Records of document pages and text
§

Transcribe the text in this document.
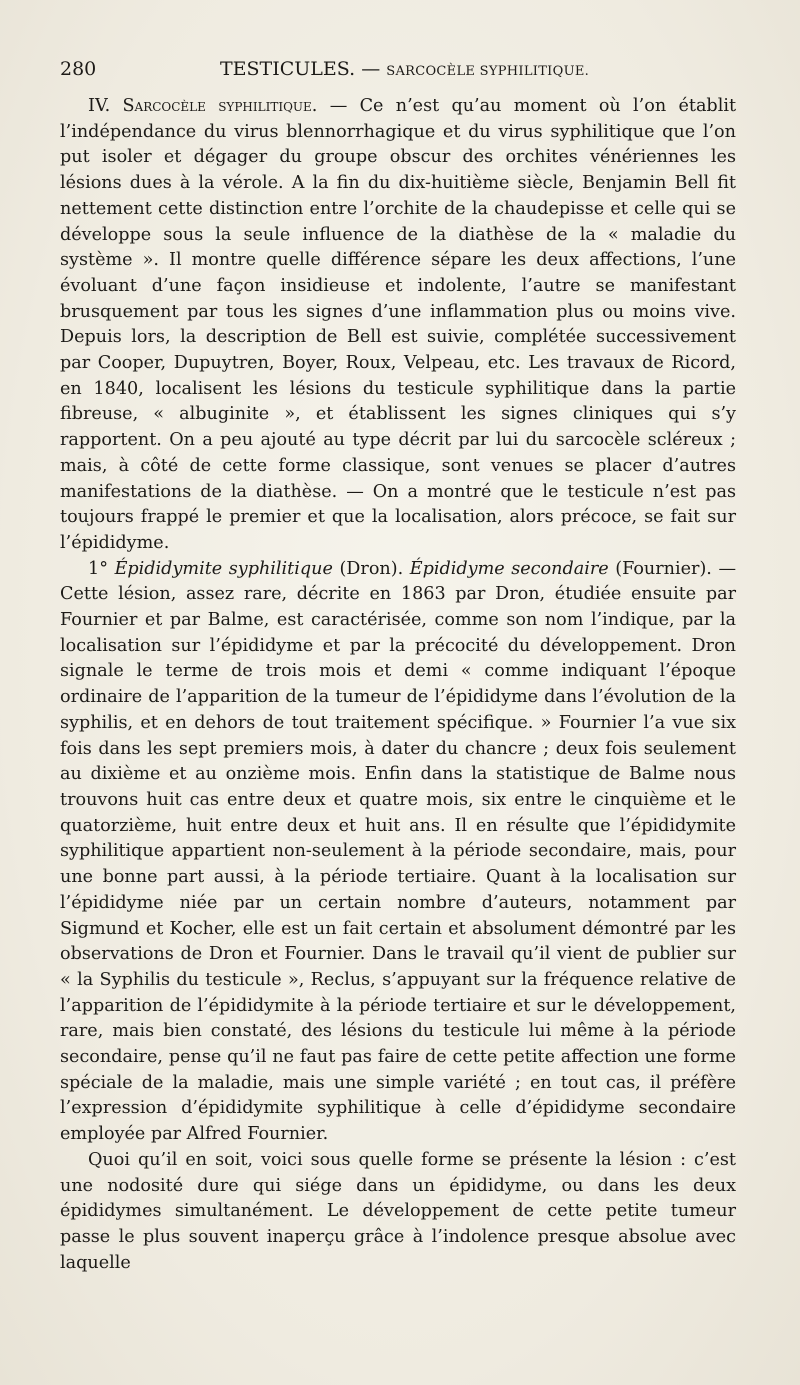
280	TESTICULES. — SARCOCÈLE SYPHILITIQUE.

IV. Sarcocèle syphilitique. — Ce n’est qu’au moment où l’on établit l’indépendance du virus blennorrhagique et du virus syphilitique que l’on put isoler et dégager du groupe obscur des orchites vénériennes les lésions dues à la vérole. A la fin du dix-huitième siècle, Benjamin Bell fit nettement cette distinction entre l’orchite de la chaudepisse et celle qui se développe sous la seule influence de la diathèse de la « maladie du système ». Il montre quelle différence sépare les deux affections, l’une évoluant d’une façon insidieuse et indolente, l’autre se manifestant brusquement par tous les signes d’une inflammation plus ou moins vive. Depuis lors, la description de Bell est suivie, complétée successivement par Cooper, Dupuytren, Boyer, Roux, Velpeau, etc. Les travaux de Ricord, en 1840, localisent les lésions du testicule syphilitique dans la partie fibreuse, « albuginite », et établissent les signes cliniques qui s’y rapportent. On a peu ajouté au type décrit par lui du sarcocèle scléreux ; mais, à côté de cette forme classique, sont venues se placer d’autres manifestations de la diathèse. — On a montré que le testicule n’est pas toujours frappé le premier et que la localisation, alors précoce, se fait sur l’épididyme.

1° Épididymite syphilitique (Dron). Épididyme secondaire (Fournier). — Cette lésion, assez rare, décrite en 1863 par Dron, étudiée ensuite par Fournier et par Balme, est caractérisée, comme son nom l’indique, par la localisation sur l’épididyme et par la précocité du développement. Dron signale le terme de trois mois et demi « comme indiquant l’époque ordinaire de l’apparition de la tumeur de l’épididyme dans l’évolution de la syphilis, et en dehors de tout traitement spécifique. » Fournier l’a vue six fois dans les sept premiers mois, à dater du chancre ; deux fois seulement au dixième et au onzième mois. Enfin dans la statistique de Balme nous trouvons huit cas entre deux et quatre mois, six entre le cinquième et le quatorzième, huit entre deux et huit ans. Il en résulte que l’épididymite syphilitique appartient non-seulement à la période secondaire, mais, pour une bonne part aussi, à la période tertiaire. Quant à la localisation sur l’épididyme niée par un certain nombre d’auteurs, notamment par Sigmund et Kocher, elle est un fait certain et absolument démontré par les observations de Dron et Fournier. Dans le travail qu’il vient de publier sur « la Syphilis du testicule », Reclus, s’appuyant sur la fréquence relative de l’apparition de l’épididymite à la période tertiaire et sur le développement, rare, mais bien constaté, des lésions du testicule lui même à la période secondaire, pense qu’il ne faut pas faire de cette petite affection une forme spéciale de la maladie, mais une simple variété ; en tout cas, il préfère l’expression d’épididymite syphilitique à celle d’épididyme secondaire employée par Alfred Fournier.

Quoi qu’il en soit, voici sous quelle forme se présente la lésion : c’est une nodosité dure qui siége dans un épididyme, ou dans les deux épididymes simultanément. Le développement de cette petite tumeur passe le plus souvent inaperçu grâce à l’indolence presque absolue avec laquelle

§

Without the pictures, give back every record precisely as shown.

Transcribe the text in this document.
280	TESTICULES. — SARCOCÈLE SYPHILITIQUE.

IV. Sarcocèle syphilitique. — Ce n’est qu’au moment où l’on établit l’indépendance du virus blennorrhagique et du virus syphilitique que l’on put isoler et dégager du groupe obscur des orchites vénériennes les lésions dues à la vérole. A la fin du dix-huitième siècle, Benjamin Bell fit nettement cette distinction entre l’orchite de la chaudepisse et celle qui se développe sous la seule influence de la diathèse de la « maladie du système ». Il montre quelle différence sépare les deux affections, l’une évoluant d’une façon insidieuse et indolente, l’autre se manifestant brusquement par tous les signes d’une inflammation plus ou moins vive. Depuis lors, la description de Bell est suivie, complétée successivement par Cooper, Dupuytren, Boyer, Roux, Velpeau, etc. Les travaux de Ricord, en 1840, localisent les lésions du testicule syphilitique dans la partie fibreuse, « albuginite », et établissent les signes cliniques qui s’y rapportent. On a peu ajouté au type décrit par lui du sarcocèle scléreux ; mais, à côté de cette forme classique, sont venues se placer d’autres manifestations de la diathèse. — On a montré que le testicule n’est pas toujours frappé le premier et que la localisation, alors précoce, se fait sur l’épididyme.

1° Épididymite syphilitique (Dron). Épididyme secondaire (Fournier). — Cette lésion, assez rare, décrite en 1863 par Dron, étudiée ensuite par Fournier et par Balme, est caractérisée, comme son nom l’indique, par la localisation sur l’épididyme et par la précocité du développement. Dron signale le terme de trois mois et demi « comme indiquant l’époque ordinaire de l’apparition de la tumeur de l’épididyme dans l’évolution de la syphilis, et en dehors de tout traitement spécifique. » Fournier l’a vue six fois dans les sept premiers mois, à dater du chancre ; deux fois seulement au dixième et au onzième mois. Enfin dans la statistique de Balme nous trouvons huit cas entre deux et quatre mois, six entre le cinquième et le quatorzième, huit entre deux et huit ans. Il en résulte que l’épididymite syphilitique appartient non-seulement à la période secondaire, mais, pour une bonne part aussi, à la période tertiaire. Quant à la localisation sur l’épididyme niée par un certain nombre d’auteurs, notamment par Sigmund et Kocher, elle est un fait certain et absolument démontré par les observations de Dron et Fournier. Dans le travail qu’il vient de publier sur « la Syphilis du testicule », Reclus, s’appuyant sur la fréquence relative de l’apparition de l’épididymite à la période tertiaire et sur le développement, rare, mais bien constaté, des lésions du testicule lui même à la période secondaire, pense qu’il ne faut pas faire de cette petite affection une forme spéciale de la maladie, mais une simple variété ; en tout cas, il préfère l’expression d’épididymite syphilitique à celle d’épididyme secondaire employée par Alfred Fournier.

Quoi qu’il en soit, voici sous quelle forme se présente la lésion : c’est une nodosité dure qui siége dans un épididyme, ou dans les deux épididymes simultanément. Le développement de cette petite tumeur passe le plus souvent inaperçu grâce à l’indolence presque absolue avec laquelle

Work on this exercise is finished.